-- Given records start --

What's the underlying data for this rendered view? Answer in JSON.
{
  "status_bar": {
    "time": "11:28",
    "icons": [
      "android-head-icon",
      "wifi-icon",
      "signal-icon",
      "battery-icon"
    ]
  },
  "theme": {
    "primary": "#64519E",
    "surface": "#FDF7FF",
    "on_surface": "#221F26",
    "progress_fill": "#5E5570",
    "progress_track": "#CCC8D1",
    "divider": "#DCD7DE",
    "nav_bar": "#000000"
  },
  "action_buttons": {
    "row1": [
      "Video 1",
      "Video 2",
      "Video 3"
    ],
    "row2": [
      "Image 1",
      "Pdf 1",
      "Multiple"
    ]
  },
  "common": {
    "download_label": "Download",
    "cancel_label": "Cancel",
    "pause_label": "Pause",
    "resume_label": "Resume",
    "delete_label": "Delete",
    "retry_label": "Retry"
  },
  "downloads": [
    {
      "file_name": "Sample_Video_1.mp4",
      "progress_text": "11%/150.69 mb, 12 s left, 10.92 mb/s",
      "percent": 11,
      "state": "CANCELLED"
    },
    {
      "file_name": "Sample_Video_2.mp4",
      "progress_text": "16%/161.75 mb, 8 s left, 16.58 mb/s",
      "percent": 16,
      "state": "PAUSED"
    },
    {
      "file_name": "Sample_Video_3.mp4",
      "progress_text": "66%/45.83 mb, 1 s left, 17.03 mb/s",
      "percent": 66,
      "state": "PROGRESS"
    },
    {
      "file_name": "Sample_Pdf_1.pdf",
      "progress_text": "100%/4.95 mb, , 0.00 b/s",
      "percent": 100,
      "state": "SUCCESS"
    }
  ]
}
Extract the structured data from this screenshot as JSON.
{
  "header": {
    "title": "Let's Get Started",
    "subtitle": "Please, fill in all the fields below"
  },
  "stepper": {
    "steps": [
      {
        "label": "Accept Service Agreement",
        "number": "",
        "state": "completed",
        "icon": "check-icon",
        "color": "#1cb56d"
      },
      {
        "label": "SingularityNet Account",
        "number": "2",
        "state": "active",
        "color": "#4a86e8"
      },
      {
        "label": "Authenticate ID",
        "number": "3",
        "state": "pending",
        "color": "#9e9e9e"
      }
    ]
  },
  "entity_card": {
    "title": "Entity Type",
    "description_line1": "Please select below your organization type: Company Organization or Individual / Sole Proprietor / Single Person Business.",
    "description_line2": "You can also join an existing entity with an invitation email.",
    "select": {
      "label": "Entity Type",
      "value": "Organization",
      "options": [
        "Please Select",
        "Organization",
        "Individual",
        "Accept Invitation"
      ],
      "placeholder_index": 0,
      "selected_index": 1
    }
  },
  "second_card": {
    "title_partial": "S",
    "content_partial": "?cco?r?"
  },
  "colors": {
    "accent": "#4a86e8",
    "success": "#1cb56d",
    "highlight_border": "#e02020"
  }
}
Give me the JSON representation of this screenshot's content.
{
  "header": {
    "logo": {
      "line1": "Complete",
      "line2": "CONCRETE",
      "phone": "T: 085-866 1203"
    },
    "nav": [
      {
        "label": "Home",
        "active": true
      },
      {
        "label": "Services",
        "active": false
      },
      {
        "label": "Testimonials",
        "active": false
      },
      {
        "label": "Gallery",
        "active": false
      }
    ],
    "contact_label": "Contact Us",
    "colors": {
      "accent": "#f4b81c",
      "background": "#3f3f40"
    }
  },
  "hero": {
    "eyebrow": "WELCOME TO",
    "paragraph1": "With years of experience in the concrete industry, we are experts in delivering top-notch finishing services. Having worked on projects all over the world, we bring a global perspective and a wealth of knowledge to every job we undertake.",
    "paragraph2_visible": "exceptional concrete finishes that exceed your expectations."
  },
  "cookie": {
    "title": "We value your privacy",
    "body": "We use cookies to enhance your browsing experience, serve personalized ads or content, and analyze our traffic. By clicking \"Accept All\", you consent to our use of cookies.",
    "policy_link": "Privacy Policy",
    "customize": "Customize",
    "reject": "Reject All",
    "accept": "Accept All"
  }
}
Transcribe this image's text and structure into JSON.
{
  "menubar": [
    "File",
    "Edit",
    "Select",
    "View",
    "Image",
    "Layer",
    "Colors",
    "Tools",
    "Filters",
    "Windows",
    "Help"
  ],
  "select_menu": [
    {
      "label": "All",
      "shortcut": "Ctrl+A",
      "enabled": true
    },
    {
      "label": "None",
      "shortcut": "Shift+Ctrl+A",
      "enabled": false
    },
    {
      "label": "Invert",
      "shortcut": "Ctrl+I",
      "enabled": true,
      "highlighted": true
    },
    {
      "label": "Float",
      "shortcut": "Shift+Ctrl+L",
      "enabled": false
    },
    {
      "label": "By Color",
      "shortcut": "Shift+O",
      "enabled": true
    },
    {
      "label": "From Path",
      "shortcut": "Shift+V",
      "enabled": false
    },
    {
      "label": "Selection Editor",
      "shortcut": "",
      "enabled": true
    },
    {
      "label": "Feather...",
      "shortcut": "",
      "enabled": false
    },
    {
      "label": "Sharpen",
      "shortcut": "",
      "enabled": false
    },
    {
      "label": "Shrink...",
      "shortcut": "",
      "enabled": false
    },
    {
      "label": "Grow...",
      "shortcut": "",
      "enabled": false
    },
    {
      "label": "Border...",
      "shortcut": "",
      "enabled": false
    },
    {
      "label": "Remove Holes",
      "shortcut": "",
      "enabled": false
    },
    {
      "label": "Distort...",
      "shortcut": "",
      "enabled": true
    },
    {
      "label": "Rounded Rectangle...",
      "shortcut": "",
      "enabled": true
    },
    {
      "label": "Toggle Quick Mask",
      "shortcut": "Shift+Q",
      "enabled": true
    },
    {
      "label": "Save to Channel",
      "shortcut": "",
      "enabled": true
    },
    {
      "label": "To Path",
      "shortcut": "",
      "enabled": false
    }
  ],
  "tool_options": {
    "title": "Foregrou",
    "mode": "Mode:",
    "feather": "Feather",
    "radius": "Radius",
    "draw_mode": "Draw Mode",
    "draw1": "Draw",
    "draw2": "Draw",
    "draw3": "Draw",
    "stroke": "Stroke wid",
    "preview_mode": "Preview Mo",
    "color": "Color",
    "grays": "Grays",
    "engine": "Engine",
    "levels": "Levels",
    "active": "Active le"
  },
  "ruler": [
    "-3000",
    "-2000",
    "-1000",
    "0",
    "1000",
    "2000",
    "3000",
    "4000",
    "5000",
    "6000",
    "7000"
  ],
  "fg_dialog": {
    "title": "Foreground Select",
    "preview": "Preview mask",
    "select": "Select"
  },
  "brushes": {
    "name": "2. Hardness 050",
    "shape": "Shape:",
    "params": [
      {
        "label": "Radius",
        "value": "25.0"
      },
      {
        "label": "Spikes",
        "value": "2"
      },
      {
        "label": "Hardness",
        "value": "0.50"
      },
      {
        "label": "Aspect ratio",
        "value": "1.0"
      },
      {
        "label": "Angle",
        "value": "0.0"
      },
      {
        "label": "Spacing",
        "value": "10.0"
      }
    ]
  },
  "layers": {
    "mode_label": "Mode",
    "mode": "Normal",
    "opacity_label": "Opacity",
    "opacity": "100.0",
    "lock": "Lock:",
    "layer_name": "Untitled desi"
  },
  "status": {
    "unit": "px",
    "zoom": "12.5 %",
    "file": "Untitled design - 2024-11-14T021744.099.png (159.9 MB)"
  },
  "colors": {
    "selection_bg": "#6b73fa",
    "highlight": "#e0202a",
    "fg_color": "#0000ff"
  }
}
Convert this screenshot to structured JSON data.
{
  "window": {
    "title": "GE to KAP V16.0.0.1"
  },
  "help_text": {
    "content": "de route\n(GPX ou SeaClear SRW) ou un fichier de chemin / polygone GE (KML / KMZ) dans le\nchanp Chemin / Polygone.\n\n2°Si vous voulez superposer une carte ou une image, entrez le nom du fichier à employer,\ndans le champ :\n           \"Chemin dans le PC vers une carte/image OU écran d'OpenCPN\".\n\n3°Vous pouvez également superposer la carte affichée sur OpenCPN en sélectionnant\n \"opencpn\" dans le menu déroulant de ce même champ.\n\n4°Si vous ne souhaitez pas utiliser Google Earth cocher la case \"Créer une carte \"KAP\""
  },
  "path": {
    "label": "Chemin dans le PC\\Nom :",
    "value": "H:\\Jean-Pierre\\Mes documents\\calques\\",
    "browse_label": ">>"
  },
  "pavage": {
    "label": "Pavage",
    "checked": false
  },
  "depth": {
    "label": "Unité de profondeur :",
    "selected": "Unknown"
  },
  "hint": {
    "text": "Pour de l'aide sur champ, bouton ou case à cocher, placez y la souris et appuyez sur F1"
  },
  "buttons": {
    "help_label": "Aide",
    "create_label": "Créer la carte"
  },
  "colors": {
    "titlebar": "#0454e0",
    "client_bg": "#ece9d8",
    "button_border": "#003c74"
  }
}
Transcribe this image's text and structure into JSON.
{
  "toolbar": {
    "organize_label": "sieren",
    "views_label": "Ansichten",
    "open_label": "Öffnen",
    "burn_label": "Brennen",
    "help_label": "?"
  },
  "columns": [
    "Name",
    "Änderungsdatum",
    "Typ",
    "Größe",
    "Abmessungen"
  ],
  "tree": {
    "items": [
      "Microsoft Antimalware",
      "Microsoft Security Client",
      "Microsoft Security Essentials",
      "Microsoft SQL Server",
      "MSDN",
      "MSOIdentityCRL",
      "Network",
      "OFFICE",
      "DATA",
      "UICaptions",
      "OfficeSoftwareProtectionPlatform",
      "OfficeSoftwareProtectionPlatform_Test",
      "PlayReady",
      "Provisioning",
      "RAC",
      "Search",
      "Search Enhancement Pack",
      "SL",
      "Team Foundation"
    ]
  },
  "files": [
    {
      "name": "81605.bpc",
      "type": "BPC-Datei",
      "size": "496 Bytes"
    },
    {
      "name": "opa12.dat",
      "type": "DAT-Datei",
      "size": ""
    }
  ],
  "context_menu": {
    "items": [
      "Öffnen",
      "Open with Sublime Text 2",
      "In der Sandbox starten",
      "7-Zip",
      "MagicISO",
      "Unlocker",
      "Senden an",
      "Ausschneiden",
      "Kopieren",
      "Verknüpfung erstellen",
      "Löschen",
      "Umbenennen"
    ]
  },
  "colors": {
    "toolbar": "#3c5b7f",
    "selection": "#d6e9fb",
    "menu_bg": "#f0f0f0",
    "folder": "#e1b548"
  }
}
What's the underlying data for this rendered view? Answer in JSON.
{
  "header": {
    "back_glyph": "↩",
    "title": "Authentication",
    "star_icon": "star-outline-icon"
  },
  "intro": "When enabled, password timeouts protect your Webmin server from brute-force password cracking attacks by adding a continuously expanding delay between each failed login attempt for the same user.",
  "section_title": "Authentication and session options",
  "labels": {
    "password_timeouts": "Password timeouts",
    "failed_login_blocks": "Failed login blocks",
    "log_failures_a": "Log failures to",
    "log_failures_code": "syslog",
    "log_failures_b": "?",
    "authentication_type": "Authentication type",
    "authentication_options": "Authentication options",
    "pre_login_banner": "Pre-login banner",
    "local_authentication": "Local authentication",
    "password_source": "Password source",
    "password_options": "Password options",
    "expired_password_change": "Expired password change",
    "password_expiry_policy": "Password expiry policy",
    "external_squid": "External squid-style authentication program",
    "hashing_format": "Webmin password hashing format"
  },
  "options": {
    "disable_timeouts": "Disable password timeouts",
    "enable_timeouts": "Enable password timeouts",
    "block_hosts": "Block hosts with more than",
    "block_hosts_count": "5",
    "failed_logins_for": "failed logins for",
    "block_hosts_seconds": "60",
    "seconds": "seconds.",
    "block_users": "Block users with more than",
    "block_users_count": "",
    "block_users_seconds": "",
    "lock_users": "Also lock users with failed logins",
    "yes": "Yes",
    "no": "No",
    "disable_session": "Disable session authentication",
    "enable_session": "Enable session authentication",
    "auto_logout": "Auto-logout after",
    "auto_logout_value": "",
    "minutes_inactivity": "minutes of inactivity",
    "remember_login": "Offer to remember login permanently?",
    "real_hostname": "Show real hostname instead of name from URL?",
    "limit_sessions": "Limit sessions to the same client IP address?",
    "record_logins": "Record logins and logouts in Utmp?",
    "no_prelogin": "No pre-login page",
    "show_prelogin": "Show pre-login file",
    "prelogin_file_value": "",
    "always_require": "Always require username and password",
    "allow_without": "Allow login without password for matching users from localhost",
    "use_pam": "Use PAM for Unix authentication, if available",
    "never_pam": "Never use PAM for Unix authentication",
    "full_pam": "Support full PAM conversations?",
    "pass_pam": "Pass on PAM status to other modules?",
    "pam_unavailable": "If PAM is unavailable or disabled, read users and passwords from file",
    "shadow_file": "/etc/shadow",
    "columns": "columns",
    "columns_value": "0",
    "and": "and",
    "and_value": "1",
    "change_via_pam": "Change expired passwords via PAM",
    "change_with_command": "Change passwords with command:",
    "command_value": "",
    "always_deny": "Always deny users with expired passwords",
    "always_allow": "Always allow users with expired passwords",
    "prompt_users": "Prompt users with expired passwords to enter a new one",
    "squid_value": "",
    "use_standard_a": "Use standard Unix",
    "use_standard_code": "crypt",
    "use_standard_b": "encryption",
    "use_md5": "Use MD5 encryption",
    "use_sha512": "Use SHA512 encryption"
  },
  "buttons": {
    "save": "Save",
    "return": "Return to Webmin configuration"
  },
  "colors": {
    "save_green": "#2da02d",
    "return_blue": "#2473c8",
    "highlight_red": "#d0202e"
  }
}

-- Given records end --

Copy each line of the listing that contains the string "Ctrl".

      "shortcut": "Ctrl+A",
      "shortcut": "Shift+Ctrl+A",
      "shortcut": "Ctrl+I",
      "shortcut": "Shift+Ctrl+L",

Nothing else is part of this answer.